▸ **TASK OBJECTIVE**
Look through the data and write out every line with the word "我的任務" in it.

▸ **THE INPUT**
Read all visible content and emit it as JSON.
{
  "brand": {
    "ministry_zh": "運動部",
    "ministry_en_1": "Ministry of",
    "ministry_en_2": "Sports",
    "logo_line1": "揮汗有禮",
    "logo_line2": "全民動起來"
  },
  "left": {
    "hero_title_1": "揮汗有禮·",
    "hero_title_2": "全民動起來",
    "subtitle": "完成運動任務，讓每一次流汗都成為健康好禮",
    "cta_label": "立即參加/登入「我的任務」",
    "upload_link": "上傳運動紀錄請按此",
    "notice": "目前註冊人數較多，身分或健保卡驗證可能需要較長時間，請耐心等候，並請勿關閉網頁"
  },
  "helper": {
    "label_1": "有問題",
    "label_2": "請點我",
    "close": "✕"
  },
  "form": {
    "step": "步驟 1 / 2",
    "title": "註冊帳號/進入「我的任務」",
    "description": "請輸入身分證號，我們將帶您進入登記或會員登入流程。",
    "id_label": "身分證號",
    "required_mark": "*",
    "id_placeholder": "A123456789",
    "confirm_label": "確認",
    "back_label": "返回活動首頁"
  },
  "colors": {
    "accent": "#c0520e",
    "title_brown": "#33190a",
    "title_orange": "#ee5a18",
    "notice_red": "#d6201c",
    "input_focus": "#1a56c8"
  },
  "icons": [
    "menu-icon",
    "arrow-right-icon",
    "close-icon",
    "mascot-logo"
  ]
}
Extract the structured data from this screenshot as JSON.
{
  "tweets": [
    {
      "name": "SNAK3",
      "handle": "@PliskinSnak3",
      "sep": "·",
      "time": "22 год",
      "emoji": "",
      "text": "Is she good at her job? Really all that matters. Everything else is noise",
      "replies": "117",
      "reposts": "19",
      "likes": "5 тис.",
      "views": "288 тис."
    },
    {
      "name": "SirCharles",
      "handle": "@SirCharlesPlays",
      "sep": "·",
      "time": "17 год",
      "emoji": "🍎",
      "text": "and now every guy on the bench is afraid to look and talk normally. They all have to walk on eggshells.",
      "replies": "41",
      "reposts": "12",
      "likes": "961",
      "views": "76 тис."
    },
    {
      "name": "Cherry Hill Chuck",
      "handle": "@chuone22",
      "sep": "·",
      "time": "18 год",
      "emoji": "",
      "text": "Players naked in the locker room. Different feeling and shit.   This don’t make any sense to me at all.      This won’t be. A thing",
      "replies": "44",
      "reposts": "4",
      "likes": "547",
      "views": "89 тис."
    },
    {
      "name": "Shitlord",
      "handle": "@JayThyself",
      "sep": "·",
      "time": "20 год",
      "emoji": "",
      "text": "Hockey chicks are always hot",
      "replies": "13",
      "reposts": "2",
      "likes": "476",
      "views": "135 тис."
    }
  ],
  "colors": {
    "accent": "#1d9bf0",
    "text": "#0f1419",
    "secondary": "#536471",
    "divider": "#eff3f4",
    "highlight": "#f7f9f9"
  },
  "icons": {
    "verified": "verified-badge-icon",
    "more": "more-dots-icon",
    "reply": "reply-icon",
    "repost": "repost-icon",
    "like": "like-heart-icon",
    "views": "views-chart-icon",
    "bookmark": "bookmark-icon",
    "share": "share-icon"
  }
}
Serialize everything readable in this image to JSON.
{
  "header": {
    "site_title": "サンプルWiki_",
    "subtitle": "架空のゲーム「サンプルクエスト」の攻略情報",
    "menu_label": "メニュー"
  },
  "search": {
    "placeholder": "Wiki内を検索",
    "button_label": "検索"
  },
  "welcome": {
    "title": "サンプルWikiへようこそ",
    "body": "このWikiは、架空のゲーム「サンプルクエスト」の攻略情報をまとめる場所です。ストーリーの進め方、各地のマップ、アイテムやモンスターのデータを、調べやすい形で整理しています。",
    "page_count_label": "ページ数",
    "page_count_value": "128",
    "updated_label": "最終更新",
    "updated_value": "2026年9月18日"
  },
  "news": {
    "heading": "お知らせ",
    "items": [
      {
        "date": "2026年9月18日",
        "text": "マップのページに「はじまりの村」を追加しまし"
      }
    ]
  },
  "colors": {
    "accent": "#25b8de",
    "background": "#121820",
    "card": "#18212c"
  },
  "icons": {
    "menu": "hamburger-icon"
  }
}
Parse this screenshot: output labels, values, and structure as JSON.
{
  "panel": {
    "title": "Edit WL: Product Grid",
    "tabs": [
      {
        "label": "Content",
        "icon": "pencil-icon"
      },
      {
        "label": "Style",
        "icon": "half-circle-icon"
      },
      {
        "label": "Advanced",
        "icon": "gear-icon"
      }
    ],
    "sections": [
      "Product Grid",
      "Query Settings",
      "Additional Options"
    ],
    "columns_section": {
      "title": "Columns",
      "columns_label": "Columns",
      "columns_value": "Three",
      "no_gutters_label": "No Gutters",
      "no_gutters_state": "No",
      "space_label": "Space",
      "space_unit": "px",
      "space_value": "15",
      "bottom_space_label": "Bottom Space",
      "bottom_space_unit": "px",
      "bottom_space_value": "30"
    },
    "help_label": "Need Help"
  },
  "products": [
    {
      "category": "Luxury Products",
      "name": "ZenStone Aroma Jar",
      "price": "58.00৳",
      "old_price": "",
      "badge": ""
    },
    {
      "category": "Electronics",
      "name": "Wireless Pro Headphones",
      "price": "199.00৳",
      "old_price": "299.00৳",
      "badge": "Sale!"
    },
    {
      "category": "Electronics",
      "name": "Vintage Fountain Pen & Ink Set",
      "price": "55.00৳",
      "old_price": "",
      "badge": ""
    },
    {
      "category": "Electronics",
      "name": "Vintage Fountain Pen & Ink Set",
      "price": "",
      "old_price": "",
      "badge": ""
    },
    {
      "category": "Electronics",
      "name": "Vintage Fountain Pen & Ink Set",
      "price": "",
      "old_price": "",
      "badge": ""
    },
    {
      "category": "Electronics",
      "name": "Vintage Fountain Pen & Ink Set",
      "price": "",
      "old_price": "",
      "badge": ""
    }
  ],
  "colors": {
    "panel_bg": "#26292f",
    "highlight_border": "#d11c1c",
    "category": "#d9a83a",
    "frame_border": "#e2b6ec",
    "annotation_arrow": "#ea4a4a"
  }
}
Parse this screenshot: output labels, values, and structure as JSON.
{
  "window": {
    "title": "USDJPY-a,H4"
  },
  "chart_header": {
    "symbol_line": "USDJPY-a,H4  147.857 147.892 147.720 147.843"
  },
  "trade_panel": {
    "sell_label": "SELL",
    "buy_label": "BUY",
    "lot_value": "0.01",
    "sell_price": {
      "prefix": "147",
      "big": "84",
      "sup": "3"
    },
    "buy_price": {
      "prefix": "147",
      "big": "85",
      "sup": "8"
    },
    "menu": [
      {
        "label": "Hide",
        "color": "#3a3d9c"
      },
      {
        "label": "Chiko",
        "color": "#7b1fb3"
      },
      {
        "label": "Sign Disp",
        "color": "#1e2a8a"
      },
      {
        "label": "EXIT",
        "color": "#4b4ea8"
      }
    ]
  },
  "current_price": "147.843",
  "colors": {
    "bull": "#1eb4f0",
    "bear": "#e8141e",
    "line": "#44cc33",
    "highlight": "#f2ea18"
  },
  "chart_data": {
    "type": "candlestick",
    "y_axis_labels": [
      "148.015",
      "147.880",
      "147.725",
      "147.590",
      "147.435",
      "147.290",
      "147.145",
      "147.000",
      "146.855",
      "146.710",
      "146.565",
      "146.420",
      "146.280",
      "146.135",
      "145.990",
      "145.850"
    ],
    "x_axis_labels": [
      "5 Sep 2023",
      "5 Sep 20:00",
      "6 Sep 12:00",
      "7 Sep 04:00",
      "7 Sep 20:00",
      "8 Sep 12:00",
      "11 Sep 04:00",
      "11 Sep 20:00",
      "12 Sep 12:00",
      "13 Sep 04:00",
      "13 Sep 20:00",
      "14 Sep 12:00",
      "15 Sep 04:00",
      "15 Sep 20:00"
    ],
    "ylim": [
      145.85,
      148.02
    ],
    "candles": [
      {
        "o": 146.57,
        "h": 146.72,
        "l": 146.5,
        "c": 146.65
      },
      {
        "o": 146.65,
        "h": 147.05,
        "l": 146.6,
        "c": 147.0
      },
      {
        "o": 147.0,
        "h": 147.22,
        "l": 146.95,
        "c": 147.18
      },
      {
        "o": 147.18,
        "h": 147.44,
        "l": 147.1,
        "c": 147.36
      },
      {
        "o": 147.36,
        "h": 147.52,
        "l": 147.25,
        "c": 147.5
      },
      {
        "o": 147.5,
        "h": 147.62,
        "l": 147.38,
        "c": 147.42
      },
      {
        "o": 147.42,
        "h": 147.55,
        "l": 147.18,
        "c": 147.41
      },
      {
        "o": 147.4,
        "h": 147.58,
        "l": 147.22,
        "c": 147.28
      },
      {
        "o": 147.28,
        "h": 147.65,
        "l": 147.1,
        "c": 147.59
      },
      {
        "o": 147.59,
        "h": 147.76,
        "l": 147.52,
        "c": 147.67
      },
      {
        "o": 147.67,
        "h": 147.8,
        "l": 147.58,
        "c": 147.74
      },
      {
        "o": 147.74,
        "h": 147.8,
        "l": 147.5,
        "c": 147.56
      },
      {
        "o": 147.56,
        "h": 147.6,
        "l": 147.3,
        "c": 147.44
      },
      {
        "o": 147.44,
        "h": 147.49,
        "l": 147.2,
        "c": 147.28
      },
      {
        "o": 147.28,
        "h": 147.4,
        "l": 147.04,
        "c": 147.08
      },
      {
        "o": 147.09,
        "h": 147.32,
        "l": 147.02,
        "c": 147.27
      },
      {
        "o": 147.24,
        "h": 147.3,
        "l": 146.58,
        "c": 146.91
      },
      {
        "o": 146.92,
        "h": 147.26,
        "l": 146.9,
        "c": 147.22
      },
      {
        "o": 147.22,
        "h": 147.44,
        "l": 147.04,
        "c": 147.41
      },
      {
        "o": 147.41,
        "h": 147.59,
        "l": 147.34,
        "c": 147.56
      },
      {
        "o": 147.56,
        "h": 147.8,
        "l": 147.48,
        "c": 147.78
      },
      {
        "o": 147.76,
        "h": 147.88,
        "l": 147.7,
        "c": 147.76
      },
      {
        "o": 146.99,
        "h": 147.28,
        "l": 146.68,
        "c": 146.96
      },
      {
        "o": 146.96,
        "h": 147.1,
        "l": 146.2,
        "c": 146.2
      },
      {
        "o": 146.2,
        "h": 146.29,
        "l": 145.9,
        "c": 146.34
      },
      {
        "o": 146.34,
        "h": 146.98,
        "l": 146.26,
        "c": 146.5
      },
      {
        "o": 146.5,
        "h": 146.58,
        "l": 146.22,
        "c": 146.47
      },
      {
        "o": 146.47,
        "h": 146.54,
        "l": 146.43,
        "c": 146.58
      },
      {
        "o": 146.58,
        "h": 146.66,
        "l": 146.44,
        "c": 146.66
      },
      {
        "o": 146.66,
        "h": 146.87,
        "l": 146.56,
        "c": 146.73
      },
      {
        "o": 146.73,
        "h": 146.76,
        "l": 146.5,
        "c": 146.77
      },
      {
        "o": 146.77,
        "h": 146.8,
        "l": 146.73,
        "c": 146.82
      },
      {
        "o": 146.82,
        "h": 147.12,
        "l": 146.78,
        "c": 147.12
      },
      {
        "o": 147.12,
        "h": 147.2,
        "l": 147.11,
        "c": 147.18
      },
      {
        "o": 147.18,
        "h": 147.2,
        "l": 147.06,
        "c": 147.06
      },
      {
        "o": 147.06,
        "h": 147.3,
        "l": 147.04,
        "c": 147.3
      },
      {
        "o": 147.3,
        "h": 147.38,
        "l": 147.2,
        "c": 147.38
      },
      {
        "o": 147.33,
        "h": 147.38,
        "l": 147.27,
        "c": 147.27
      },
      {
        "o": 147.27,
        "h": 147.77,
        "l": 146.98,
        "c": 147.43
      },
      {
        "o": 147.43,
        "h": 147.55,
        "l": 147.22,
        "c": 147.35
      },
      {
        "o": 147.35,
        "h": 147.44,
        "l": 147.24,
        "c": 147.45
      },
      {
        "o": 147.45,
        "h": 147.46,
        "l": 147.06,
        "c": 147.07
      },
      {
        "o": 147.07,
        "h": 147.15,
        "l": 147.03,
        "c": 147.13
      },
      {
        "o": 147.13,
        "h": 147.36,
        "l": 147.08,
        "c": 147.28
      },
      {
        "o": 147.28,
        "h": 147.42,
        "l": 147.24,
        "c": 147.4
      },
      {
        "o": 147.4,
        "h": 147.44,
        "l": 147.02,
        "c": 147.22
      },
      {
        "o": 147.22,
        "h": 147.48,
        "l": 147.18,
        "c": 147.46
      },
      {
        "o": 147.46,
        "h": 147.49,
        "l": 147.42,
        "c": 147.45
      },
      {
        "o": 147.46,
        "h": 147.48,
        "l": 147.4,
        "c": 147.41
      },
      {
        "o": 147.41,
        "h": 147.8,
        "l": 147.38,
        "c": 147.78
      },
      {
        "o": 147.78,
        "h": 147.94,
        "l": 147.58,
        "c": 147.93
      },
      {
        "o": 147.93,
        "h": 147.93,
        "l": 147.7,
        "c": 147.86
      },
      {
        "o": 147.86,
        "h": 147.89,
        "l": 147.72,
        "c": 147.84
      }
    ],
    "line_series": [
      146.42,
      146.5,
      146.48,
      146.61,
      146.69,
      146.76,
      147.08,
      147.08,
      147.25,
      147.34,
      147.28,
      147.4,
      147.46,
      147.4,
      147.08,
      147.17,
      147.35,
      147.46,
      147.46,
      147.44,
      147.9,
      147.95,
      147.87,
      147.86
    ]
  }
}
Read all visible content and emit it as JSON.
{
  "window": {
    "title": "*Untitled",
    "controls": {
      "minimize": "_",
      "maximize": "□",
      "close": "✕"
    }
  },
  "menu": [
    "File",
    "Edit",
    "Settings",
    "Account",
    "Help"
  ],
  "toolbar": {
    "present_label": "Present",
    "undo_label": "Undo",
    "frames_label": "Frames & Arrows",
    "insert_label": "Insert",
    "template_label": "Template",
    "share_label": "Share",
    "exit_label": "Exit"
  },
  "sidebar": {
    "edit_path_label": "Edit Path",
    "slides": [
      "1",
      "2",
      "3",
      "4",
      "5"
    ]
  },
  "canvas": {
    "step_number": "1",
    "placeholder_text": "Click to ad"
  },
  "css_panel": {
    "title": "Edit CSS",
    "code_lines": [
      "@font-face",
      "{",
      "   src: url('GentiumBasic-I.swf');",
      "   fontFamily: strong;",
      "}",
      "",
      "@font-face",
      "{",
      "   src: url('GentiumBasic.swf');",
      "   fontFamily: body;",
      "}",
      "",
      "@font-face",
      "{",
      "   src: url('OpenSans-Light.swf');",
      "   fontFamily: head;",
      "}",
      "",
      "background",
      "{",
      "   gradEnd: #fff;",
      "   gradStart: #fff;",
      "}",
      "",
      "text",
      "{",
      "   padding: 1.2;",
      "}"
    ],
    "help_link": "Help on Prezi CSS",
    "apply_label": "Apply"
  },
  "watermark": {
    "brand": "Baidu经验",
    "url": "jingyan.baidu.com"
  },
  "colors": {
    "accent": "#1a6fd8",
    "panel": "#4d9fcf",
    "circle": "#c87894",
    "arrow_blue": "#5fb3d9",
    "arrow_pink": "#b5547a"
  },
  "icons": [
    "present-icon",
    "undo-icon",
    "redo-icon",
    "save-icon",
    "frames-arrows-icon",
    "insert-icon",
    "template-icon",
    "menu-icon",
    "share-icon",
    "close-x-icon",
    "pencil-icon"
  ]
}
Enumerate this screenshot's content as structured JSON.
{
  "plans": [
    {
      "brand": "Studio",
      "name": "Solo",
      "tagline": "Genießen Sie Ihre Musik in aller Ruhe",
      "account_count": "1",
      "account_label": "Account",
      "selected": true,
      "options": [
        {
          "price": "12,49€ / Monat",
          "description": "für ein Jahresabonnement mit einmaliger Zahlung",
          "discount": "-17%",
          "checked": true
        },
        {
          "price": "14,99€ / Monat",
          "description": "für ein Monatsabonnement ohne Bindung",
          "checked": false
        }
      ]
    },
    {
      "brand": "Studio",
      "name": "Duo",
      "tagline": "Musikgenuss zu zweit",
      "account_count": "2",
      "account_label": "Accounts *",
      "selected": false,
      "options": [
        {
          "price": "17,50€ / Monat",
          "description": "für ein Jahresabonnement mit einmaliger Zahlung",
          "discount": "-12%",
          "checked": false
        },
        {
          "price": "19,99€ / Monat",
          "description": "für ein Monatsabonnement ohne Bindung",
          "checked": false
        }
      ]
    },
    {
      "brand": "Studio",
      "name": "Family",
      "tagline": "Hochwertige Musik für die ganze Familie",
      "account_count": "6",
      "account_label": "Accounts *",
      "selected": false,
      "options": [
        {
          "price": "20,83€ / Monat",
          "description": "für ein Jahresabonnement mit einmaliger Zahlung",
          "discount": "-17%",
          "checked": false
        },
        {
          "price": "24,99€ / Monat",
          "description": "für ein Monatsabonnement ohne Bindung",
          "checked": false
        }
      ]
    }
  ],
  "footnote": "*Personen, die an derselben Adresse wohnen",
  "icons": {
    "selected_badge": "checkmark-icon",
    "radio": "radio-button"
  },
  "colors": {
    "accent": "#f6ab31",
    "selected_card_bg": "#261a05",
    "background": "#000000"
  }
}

▸ **COMPLETE OUTPUT**
    "cta_label": "立即參加/登入「我的任務」",
    "title": "註冊帳號/進入「我的任務」",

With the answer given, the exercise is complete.